(Stored records)

============

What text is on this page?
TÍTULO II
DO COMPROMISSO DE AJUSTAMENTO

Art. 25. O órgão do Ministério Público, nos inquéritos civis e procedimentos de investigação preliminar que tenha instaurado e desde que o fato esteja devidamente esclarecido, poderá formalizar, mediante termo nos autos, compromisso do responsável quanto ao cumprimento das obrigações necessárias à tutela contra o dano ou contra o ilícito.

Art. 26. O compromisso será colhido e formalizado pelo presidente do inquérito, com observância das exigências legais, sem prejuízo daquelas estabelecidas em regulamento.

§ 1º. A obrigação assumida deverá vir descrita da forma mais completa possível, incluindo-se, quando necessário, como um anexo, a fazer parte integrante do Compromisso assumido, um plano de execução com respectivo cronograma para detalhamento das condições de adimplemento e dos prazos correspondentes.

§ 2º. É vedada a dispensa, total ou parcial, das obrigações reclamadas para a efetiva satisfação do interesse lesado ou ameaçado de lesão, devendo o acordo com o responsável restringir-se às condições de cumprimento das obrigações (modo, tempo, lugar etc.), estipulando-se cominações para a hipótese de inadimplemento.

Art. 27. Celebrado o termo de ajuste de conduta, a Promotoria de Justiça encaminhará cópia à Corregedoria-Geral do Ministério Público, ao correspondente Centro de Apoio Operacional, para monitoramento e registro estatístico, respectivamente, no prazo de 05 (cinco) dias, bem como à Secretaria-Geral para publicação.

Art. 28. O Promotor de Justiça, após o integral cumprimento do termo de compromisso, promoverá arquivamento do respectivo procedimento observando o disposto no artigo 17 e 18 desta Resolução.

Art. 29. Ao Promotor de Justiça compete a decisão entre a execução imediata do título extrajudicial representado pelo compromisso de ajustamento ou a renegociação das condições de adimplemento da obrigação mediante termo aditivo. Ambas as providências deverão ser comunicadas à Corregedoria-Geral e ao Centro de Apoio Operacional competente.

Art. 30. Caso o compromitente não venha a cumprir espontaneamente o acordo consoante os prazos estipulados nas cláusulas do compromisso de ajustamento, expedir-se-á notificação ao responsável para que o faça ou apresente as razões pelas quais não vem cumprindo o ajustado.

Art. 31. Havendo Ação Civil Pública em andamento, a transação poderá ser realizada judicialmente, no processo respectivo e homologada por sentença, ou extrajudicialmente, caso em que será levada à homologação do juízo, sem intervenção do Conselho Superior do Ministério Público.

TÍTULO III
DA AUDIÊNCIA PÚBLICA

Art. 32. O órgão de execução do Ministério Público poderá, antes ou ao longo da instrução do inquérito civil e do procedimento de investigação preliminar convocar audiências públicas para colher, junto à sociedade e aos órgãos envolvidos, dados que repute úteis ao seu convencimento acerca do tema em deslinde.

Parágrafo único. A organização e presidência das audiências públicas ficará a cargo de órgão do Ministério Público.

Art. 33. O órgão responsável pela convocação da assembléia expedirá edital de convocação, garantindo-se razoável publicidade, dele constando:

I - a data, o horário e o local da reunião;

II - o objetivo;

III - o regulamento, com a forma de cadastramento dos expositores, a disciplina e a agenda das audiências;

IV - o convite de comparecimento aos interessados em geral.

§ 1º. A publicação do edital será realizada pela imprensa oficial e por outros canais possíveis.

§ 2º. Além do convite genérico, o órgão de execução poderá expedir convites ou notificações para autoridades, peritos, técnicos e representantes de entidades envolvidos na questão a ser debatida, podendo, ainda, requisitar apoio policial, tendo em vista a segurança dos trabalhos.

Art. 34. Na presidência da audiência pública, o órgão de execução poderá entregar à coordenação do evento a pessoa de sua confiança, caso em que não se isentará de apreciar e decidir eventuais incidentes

============

WRITTEN REQUEST —
Could you quote the material above in full, exactly as it stands?

RESULT —
What text is on this page?
TÍTULO II
DO COMPROMISSO DE AJUSTAMENTO

Art. 25. O órgão do Ministério Público, nos inquéritos civis e procedimentos de investigação preliminar que tenha instaurado e desde que o fato esteja devidamente esclarecido, poderá formalizar, mediante termo nos autos, compromisso do responsável quanto ao cumprimento das obrigações necessárias à tutela contra o dano ou contra o ilícito.

Art. 26. O compromisso será colhido e formalizado pelo presidente do inquérito, com observância das exigências legais, sem prejuízo daquelas estabelecidas em regulamento.

§ 1º. A obrigação assumida deverá vir descrita da forma mais completa possível, incluindo-se, quando necessário, como um anexo, a fazer parte integrante do Compromisso assumido, um plano de execução com respectivo cronograma para detalhamento das condições de adimplemento e dos prazos correspondentes.

§ 2º. É vedada a dispensa, total ou parcial, das obrigações reclamadas para a efetiva satisfação do interesse lesado ou ameaçado de lesão, devendo o acordo com o responsável restringir-se às condições de cumprimento das obrigações (modo, tempo, lugar etc.), estipulando-se cominações para a hipótese de inadimplemento.

Art. 27. Celebrado o termo de ajuste de conduta, a Promotoria de Justiça encaminhará cópia à Corregedoria-Geral do Ministério Público, ao correspondente Centro de Apoio Operacional, para monitoramento e registro estatístico, respectivamente, no prazo de 05 (cinco) dias, bem como à Secretaria-Geral para publicação.

Art. 28. O Promotor de Justiça, após o integral cumprimento do termo de compromisso, promoverá arquivamento do respectivo procedimento observando o disposto no artigo 17 e 18 desta Resolução.

Art. 29. Ao Promotor de Justiça compete a decisão entre a execução imediata do título extrajudicial representado pelo compromisso de ajustamento ou a renegociação das condições de adimplemento da obrigação mediante termo aditivo. Ambas as providências deverão ser comunicadas à Corregedoria-Geral e ao Centro de Apoio Operacional competente.

Art. 30. Caso o compromitente não venha a cumprir espontaneamente o acordo consoante os prazos estipulados nas cláusulas do compromisso de ajustamento, expedir-se-á notificação ao responsável para que o faça ou apresente as razões pelas quais não vem cumprindo o ajustado.

Art. 31. Havendo Ação Civil Pública em andamento, a transação poderá ser realizada judicialmente, no processo respectivo e homologada por sentença, ou extrajudicialmente, caso em que será levada à homologação do juízo, sem intervenção do Conselho Superior do Ministério Público.

TÍTULO III
DA AUDIÊNCIA PÚBLICA

Art. 32. O órgão de execução do Ministério Público poderá, antes ou ao longo da instrução do inquérito civil e do procedimento de investigação preliminar convocar audiências públicas para colher, junto à sociedade e aos órgãos envolvidos, dados que repute úteis ao seu convencimento acerca do tema em deslinde.

Parágrafo único. A organização e presidência das audiências públicas ficará a cargo de órgão do Ministério Público.

Art. 33. O órgão responsável pela convocação da assembléia expedirá edital de convocação, garantindo-se razoável publicidade, dele constando:

I - a data, o horário e o local da reunião;

II - o objetivo;

III - o regulamento, com a forma de cadastramento dos expositores, a disciplina e a agenda das audiências;

IV - o convite de comparecimento aos interessados em geral.

§ 1º. A publicação do edital será realizada pela imprensa oficial e por outros canais possíveis.

§ 2º. Além do convite genérico, o órgão de execução poderá expedir convites ou notificações para autoridades, peritos, técnicos e representantes de entidades envolvidos na questão a ser debatida, podendo, ainda, requisitar apoio policial, tendo em vista a segurança dos trabalhos.

Art. 34. Na presidência da audiência pública, o órgão de execução poderá entregar à coordenação do evento a pessoa de sua confiança, caso em que não se isentará de apreciar e decidir eventuais incidentes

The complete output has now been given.